## CONSIGNE A
Reproduisez fidèlement les lignes des entrées situées entre celle qui contient « col-header: d(mm) xyxy=(23,179,55,200) » et celle qui contient « table-cell xyxy=(183,290,204,300) », ces deux lignes comprises.

## TEXTE À LIRE
# # # #

Face au développement des réseaux privés comme Starlink, déjà présent en France, l'Union européenne va présenter mercredi son projet concurrent de constellation. Le déploiement est prévu pour 2024 avec l'ambition de mieux sécuriser les communications sur le continent.

Article rédigé par Olivier Emond
Radio France
Publié Mis à jour
Temps de lecture : 6min
Illustration du réseau satellite Starlink. (MARK GARLICK/SCIENCE PHOTO LIBRA / SPB)

À chacun sa constellation ! L’Union européenne veut, elle aussi, se lancer dans l’internet haut débit par satellite. Le commissaire européen Thierry Breton va défendre ce projet mecredi 16 février lors du sommet européen de l’Espace qui se tient à Toulouse. L’idée est d’offrir une alternative aux réseaux privés comme le Starlink d’Elon Musk.

# # # #

## CONSIGNE B
D'après le texte sur la constellation européenne, dans quelle ville se tient le sommet européen de l'Espace ?

## ENTRÉES DE L'EXERCICE
# # # #

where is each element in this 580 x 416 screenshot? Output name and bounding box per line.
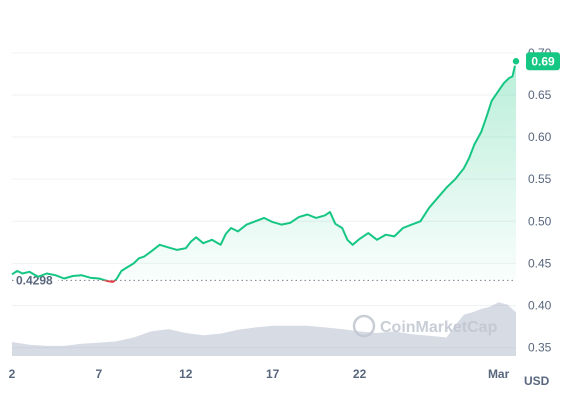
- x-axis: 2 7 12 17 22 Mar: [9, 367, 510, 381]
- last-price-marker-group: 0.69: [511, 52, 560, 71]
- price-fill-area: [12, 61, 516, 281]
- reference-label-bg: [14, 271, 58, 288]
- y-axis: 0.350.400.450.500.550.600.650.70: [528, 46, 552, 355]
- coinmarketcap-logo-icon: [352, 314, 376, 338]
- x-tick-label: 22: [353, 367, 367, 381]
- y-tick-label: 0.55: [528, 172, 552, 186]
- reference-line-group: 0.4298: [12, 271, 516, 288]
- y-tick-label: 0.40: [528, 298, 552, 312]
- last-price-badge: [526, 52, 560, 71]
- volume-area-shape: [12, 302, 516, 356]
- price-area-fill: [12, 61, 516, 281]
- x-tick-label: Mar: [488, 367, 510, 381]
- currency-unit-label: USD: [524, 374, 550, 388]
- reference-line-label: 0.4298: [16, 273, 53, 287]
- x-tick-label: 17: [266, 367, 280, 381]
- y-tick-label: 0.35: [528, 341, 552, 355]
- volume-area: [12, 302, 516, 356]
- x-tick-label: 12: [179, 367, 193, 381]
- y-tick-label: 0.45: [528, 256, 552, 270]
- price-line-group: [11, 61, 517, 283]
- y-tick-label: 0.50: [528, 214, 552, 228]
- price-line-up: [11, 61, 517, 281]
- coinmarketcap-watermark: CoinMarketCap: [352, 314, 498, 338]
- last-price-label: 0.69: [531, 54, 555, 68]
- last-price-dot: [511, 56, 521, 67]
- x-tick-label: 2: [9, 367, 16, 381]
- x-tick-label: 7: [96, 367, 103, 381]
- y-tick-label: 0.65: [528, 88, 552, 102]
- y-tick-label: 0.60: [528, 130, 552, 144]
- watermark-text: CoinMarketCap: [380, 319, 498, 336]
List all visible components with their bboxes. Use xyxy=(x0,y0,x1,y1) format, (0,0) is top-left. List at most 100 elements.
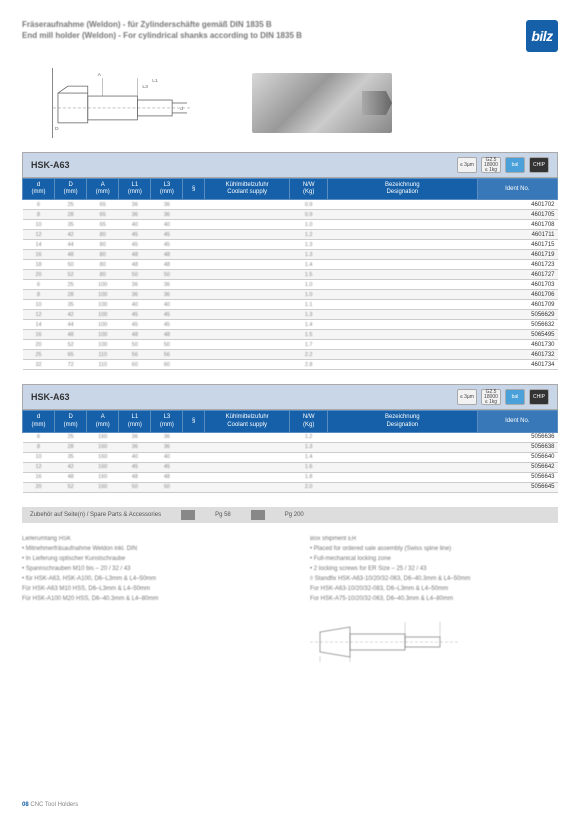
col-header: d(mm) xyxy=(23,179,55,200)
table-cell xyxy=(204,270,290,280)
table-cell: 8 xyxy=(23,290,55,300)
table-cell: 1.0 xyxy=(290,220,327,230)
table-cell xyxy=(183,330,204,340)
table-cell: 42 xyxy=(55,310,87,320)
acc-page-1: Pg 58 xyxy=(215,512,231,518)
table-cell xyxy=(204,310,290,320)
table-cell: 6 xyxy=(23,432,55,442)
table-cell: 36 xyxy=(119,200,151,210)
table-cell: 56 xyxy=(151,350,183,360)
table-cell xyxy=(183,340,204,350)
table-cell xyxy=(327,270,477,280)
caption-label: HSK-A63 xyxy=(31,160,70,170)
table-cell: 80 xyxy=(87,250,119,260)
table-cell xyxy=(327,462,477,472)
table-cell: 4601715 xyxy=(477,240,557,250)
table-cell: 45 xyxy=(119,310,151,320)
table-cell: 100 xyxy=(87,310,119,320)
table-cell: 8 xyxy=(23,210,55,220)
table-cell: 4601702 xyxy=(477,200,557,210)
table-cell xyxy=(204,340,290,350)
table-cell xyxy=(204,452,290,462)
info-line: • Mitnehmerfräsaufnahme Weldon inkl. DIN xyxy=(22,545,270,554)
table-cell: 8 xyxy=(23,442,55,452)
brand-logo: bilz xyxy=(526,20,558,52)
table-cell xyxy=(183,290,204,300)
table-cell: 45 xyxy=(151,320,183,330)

# # # #

## RÉPONSE A
col-header: d(mm) xyxy=(23,179,55,200)
table-cell xyxy=(204,270,290,280)
table-cell: 8 xyxy=(23,290,55,300)
table-cell: 1.0 xyxy=(290,220,327,230)
table-cell xyxy=(183,330,204,340)
table-cell: 42 xyxy=(55,310,87,320)
acc-page-1: Pg 58 xyxy=(215,512,231,518)
table-cell xyxy=(204,310,290,320)
table-cell: 6 xyxy=(23,432,55,442)
table-cell: 36 xyxy=(119,200,151,210)
table-cell: 56 xyxy=(151,350,183,360)
table-cell xyxy=(183,340,204,350)
table-cell xyxy=(327,270,477,280)
caption-label: HSK-A63 xyxy=(31,160,70,170)
table-cell: 80 xyxy=(87,250,119,260)
table-cell xyxy=(327,462,477,472)
table-cell: 4601715 xyxy=(477,240,557,250)
table-cell: 45 xyxy=(119,310,151,320)
table-cell: 100 xyxy=(87,310,119,320)
table-cell: 8 xyxy=(23,210,55,220)
table-cell: 4601702 xyxy=(477,200,557,210)
table-cell xyxy=(204,340,290,350)
table-cell xyxy=(204,452,290,462)
info-line: • Mitnehmerfräsaufnahme Weldon inkl. DIN xyxy=(22,545,270,554)
table-cell: 8 xyxy=(23,442,55,452)
brand-logo: bilz xyxy=(526,20,558,52)
table-cell xyxy=(183,290,204,300)

## RÉPONSE B
À Toulouse.